**Given exercise:**
Every record below should be printed exactly as given.

**Excerpted records:**
begin
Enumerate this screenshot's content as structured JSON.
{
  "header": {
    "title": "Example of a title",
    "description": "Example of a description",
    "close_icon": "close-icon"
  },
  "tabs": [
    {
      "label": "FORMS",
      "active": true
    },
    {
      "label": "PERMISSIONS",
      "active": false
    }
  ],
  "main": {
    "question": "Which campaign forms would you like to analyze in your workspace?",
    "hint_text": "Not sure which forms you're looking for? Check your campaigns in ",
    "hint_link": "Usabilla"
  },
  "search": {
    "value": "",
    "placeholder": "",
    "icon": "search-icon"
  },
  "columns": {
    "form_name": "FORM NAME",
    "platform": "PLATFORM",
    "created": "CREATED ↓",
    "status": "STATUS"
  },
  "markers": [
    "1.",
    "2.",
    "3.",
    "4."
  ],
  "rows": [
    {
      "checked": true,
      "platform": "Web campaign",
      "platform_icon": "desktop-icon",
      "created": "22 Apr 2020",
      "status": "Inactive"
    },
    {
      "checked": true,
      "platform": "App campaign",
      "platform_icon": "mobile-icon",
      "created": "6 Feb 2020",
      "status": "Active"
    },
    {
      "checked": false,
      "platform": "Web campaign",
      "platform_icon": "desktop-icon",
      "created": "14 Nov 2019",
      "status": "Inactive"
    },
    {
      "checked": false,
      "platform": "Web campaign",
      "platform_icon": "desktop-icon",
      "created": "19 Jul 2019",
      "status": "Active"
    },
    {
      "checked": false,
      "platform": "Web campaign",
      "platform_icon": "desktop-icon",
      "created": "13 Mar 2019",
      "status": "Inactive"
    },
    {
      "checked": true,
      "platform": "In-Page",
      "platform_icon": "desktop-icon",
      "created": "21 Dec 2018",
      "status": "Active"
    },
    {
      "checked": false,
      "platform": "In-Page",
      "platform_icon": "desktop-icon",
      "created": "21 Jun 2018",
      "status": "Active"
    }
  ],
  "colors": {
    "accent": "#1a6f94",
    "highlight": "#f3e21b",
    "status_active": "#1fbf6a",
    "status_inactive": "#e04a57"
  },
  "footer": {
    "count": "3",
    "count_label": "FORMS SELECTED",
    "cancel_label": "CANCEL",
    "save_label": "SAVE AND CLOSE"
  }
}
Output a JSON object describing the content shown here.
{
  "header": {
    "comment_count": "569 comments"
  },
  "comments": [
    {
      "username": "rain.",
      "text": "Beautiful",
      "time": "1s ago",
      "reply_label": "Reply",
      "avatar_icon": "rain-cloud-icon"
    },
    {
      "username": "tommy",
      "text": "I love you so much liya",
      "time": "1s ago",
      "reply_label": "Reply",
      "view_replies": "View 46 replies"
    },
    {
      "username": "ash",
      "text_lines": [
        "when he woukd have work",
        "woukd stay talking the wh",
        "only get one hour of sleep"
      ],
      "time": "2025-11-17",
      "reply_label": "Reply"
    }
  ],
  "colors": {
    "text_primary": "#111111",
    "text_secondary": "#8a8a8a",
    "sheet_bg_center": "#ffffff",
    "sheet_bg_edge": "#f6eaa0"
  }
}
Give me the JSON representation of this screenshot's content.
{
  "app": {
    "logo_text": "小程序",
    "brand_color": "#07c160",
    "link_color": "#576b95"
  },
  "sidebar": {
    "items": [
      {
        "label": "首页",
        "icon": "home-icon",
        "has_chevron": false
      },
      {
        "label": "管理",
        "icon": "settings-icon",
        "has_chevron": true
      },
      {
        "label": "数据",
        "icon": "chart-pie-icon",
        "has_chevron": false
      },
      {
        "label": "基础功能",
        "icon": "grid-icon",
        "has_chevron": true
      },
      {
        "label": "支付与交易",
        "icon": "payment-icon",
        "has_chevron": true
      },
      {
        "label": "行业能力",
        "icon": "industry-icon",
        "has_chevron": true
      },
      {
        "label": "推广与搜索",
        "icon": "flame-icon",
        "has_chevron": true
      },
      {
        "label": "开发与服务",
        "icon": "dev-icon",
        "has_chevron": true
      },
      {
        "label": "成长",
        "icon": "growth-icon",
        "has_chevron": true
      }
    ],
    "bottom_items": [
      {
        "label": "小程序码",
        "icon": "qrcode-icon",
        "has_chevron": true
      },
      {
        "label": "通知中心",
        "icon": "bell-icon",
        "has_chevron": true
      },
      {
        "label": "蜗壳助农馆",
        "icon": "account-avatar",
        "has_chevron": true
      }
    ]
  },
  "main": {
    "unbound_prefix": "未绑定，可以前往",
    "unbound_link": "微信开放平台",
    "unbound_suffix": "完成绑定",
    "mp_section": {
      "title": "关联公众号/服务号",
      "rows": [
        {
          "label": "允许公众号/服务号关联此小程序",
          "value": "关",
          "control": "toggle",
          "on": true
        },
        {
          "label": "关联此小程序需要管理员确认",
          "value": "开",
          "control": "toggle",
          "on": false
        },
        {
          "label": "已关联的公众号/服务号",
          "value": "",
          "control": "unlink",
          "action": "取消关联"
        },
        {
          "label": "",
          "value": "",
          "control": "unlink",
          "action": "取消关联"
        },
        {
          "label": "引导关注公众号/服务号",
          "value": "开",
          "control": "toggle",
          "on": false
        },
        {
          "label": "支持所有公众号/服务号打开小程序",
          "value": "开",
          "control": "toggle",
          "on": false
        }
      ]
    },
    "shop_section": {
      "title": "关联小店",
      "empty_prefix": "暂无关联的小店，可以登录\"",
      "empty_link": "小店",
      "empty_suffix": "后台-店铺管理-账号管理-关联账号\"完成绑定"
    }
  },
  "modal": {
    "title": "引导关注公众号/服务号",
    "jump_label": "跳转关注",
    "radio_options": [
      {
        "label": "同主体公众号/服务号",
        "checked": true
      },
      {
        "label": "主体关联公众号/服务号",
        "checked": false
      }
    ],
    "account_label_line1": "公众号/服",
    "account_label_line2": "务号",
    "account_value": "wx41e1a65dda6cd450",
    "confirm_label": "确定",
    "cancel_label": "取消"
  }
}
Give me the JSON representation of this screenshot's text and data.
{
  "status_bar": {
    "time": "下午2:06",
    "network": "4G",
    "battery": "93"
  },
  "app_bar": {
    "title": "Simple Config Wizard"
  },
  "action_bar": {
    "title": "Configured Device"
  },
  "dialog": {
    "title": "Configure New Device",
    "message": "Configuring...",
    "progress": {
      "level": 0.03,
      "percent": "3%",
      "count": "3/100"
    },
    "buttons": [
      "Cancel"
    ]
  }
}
end
**Task output:**
Enumerate this screenshot's content as structured JSON.
{
  "header": {
    "title": "Example of a title",
    "description": "Example of a description",
    "close_icon": "close-icon"
  },
  "tabs": [
    {
      "label": "FORMS",
      "active": true
    },
    {
      "label": "PERMISSIONS",
      "active": false
    }
  ],
  "main": {
    "question": "Which campaign forms would you like to analyze in your workspace?",
    "hint_text": "Not sure which forms you're looking for? Check your campaigns in ",
    "hint_link": "Usabilla"
  },
  "search": {
    "value": "",
    "placeholder": "",
    "icon": "search-icon"
  },
  "columns": {
    "form_name": "FORM NAME",
    "platform": "PLATFORM",
    "created": "CREATED ↓",
    "status": "STATUS"
  },
  "markers": [
    "1.",
    "2.",
    "3.",
    "4."
  ],
  "rows": [
    {
      "checked": true,
      "platform": "Web campaign",
      "platform_icon": "desktop-icon",
      "created": "22 Apr 2020",
      "status": "Inactive"
    },
    {
      "checked": true,
      "platform": "App campaign",
      "platform_icon": "mobile-icon",
      "created": "6 Feb 2020",
      "status": "Active"
    },
    {
      "checked": false,
      "platform": "Web campaign",
      "platform_icon": "desktop-icon",
      "created": "14 Nov 2019",
      "status": "Inactive"
    },
    {
      "checked": false,
      "platform": "Web campaign",
      "platform_icon": "desktop-icon",
      "created": "19 Jul 2019",
      "status": "Active"
    },
    {
      "checked": false,
      "platform": "Web campaign",
      "platform_icon": "desktop-icon",
      "created": "13 Mar 2019",
      "status": "Inactive"
    },
    {
      "checked": true,
      "platform": "In-Page",
      "platform_icon": "desktop-icon",
      "created": "21 Dec 2018",
      "status": "Active"
    },
    {
      "checked": false,
      "platform": "In-Page",
      "platform_icon": "desktop-icon",
      "created": "21 Jun 2018",
      "status": "Active"
    }
  ],
  "colors": {
    "accent": "#1a6f94",
    "highlight": "#f3e21b",
    "status_active": "#1fbf6a",
    "status_inactive": "#e04a57"
  },
  "footer": {
    "count": "3",
    "count_label": "FORMS SELECTED",
    "cancel_label": "CANCEL",
    "save_label": "SAVE AND CLOSE"
  }
}
Output a JSON object describing the content shown here.
{
  "header": {
    "comment_count": "569 comments"
  },
  "comments": [
    {
      "username": "rain.",
      "text": "Beautiful",
      "time": "1s ago",
      "reply_label": "Reply",
      "avatar_icon": "rain-cloud-icon"
    },
    {
      "username": "tommy",
      "text": "I love you so much liya",
      "time": "1s ago",
      "reply_label": "Reply",
      "view_replies": "View 46 replies"
    },
    {
      "username": "ash",
      "text_lines": [
        "when he woukd have work",
        "woukd stay talking the wh",
        "only get one hour of sleep"
      ],
      "time": "2025-11-17",
      "reply_label": "Reply"
    }
  ],
  "colors": {
    "text_primary": "#111111",
    "text_secondary": "#8a8a8a",
    "sheet_bg_center": "#ffffff",
    "sheet_bg_edge": "#f6eaa0"
  }
}
Give me the JSON representation of this screenshot's content.
{
  "app": {
    "logo_text": "小程序",
    "brand_color": "#07c160",
    "link_color": "#576b95"
  },
  "sidebar": {
    "items": [
      {
        "label": "首页",
        "icon": "home-icon",
        "has_chevron": false
      },
      {
        "label": "管理",
        "icon": "settings-icon",
        "has_chevron": true
      },
      {
        "label": "数据",
        "icon": "chart-pie-icon",
        "has_chevron": false
      },
      {
        "label": "基础功能",
        "icon": "grid-icon",
        "has_chevron": true
      },
      {
        "label": "支付与交易",
        "icon": "payment-icon",
        "has_chevron": true
      },
      {
        "label": "行业能力",
        "icon": "industry-icon",
        "has_chevron": true
      },
      {
        "label": "推广与搜索",
        "icon": "flame-icon",
        "has_chevron": true
      },
      {
        "label": "开发与服务",
        "icon": "dev-icon",
        "has_chevron": true
      },
      {
        "label": "成长",
        "icon": "growth-icon",
        "has_chevron": true
      }
    ],
    "bottom_items": [
      {
        "label": "小程序码",
        "icon": "qrcode-icon",
        "has_chevron": true
      },
      {
        "label": "通知中心",
        "icon": "bell-icon",
        "has_chevron": true
      },
      {
        "label": "蜗壳助农馆",
        "icon": "account-avatar",
        "has_chevron": true
      }
    ]
  },
  "main": {
    "unbound_prefix": "未绑定，可以前往",
    "unbound_link": "微信开放平台",
    "unbound_suffix": "完成绑定",
    "mp_section": {
      "title": "关联公众号/服务号",
      "rows": [
        {
          "label": "允许公众号/服务号关联此小程序",
          "value": "关",
          "control": "toggle",
          "on": true
        },
        {
          "label": "关联此小程序需要管理员确认",
          "value": "开",
          "control": "toggle",
          "on": false
        },
        {
          "label": "已关联的公众号/服务号",
          "value": "",
          "control": "unlink",
          "action": "取消关联"
        },
        {
          "label": "",
          "value": "",
          "control": "unlink",
          "action": "取消关联"
        },
        {
          "label": "引导关注公众号/服务号",
          "value": "开",
          "control": "toggle",
          "on": false
        },
        {
          "label": "支持所有公众号/服务号打开小程序",
          "value": "开",
          "control": "toggle",
          "on": false
        }
      ]
    },
    "shop_section": {
      "title": "关联小店",
      "empty_prefix": "暂无关联的小店，可以登录\"",
      "empty_link": "小店",
      "empty_suffix": "后台-店铺管理-账号管理-关联账号\"完成绑定"
    }
  },
  "modal": {
    "title": "引导关注公众号/服务号",
    "jump_label": "跳转关注",
    "radio_options": [
      {
        "label": "同主体公众号/服务号",
        "checked": true
      },
      {
        "label": "主体关联公众号/服务号",
        "checked": false
      }
    ],
    "account_label_line1": "公众号/服",
    "account_label_line2": "务号",
    "account_value": "wx41e1a65dda6cd450",
    "confirm_label": "确定",
    "cancel_label": "取消"
  }
}
Give me the JSON representation of this screenshot's text and data.
{
  "status_bar": {
    "time": "下午2:06",
    "network": "4G",
    "battery": "93"
  },
  "app_bar": {
    "title": "Simple Config Wizard"
  },
  "action_bar": {
    "title": "Configured Device"
  },
  "dialog": {
    "title": "Configure New Device",
    "message": "Configuring...",
    "progress": {
      "level": 0.03,
      "percent": "3%",
      "count": "3/100"
    },
    "buttons": [
      "Cancel"
    ]
  }
}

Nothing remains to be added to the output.